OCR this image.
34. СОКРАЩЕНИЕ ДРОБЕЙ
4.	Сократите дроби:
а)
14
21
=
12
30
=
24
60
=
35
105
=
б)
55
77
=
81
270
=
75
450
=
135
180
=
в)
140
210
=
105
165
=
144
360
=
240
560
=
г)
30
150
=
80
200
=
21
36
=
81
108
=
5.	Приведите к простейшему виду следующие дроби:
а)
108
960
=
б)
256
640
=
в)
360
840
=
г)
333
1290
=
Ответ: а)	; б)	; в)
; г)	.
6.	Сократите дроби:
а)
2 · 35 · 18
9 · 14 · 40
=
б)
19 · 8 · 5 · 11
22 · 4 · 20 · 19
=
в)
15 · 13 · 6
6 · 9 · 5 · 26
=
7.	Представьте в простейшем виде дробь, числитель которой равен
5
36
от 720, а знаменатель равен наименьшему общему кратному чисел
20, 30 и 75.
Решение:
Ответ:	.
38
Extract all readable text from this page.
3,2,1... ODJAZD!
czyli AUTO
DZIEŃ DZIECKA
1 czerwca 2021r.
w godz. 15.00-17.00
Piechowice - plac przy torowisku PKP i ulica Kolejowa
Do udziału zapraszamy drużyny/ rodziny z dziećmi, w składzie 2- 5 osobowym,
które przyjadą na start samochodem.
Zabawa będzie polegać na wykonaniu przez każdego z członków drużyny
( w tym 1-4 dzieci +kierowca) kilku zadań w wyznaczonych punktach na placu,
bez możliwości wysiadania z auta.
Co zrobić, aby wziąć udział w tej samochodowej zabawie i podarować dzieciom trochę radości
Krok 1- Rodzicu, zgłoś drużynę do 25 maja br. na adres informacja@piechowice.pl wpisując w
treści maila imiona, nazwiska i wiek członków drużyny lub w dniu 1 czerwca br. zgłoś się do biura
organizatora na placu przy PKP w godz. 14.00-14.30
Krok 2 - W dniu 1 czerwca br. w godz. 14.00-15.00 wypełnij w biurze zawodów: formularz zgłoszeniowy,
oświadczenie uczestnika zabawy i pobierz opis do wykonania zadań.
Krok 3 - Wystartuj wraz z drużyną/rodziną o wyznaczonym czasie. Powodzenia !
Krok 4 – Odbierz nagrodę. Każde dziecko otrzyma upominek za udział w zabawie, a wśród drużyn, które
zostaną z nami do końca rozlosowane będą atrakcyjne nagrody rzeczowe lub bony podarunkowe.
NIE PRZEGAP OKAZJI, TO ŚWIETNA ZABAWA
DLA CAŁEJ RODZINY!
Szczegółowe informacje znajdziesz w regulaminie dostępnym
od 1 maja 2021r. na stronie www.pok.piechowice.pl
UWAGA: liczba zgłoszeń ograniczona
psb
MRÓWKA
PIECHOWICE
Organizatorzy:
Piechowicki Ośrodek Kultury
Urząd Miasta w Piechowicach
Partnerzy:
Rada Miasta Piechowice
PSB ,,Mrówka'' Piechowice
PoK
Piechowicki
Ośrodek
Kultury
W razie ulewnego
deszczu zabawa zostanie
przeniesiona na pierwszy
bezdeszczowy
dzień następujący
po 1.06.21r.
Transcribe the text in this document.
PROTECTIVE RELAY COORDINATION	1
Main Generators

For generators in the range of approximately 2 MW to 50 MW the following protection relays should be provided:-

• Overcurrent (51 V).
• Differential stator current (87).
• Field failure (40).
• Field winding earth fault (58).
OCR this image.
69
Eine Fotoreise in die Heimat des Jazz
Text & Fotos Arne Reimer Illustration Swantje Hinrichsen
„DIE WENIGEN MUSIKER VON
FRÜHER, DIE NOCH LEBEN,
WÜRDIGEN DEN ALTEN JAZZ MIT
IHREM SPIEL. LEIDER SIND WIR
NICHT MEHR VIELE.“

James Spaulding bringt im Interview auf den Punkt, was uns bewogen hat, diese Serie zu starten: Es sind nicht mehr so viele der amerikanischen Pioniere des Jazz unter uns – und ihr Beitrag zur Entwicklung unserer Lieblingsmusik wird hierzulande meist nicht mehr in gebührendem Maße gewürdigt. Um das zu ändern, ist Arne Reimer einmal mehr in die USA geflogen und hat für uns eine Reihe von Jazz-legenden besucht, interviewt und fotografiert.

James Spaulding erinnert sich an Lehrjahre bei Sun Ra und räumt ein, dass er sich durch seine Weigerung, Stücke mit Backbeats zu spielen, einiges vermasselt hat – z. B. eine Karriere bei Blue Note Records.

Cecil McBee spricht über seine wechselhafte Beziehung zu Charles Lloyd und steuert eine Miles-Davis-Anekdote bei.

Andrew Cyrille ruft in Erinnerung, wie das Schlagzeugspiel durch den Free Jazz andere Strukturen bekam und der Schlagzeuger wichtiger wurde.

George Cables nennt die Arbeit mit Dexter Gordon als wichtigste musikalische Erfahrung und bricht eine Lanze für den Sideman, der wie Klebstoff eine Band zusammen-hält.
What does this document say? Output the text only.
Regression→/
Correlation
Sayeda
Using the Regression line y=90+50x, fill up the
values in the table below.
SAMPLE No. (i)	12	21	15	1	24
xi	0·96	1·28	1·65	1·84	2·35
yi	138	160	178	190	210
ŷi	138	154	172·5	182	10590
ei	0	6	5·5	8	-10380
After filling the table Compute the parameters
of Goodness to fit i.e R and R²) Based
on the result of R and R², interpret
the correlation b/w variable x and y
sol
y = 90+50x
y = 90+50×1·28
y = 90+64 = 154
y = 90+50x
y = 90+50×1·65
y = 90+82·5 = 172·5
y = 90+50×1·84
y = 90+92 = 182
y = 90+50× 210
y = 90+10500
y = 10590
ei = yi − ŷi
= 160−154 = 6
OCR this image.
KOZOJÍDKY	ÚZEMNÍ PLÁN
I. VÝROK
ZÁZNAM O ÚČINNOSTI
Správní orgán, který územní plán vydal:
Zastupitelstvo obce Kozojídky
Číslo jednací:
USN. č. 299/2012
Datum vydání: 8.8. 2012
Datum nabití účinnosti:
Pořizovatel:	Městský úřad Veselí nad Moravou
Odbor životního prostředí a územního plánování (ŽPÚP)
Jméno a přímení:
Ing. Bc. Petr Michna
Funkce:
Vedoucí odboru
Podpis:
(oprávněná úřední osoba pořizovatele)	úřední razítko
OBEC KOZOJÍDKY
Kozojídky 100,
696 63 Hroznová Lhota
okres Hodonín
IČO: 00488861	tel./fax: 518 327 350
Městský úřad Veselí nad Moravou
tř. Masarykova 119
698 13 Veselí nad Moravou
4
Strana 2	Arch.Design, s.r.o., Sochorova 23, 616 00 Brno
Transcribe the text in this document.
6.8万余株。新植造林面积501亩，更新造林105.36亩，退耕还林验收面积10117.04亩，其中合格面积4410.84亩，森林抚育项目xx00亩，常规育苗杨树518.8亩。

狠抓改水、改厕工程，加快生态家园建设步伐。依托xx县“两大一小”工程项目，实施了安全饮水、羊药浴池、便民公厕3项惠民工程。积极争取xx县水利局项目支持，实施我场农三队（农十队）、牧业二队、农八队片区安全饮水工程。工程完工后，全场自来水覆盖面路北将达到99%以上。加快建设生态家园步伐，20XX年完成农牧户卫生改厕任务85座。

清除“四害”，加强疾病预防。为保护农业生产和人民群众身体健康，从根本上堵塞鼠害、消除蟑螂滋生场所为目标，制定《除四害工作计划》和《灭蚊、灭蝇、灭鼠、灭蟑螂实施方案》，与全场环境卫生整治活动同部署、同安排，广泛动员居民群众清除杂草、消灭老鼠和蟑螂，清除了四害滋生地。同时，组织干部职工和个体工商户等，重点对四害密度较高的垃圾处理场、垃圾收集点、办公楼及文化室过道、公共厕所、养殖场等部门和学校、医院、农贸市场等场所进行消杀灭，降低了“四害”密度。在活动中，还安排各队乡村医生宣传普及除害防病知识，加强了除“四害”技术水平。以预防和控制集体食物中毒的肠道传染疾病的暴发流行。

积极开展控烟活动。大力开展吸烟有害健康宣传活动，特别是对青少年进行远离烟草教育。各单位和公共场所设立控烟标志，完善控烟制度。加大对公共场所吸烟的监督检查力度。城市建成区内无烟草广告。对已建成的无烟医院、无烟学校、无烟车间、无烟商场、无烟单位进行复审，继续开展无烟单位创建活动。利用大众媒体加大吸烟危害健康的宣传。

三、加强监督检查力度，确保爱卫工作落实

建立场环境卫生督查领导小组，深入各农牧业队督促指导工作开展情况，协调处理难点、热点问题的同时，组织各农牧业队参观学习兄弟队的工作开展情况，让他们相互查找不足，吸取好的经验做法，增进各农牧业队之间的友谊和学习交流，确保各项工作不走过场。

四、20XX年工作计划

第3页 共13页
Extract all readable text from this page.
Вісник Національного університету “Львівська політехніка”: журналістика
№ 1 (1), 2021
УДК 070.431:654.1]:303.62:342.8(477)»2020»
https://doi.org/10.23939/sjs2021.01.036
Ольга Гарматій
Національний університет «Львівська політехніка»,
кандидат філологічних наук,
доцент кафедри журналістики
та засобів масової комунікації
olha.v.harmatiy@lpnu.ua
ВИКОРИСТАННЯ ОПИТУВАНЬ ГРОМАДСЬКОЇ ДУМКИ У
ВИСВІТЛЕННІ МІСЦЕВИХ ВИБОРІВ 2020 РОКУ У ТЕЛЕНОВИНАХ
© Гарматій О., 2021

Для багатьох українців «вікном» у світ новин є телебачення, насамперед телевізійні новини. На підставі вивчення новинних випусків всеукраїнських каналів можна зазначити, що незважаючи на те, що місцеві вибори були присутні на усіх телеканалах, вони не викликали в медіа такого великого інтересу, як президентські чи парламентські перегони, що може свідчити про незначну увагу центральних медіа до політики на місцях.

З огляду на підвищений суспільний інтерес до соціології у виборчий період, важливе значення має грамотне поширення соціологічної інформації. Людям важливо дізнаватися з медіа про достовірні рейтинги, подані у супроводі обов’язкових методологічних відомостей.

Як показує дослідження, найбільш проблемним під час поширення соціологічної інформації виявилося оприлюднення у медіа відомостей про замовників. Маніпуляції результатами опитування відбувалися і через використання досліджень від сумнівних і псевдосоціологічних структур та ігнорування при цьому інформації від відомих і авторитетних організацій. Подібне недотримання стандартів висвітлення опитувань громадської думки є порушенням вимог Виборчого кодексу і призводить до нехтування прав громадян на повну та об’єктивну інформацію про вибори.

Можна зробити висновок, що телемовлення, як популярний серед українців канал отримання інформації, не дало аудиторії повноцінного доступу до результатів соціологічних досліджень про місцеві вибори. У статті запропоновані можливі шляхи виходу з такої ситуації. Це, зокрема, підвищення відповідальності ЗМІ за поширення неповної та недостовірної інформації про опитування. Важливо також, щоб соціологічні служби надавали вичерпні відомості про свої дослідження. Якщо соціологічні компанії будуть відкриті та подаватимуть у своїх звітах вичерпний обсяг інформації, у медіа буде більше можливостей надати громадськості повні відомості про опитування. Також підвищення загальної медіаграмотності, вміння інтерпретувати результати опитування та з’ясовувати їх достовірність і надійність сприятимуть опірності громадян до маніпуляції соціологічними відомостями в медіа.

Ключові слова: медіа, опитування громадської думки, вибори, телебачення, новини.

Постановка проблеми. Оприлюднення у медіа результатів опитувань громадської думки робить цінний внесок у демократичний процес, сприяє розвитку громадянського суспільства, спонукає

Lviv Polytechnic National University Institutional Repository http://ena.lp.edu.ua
---
» WORK TO BE COMPLETED
Pick out the lines containing the word "Datum" and show them.

» WORKED ANSWER
Datum vydání: 8.8. 2012
Datum nabití účinnosti:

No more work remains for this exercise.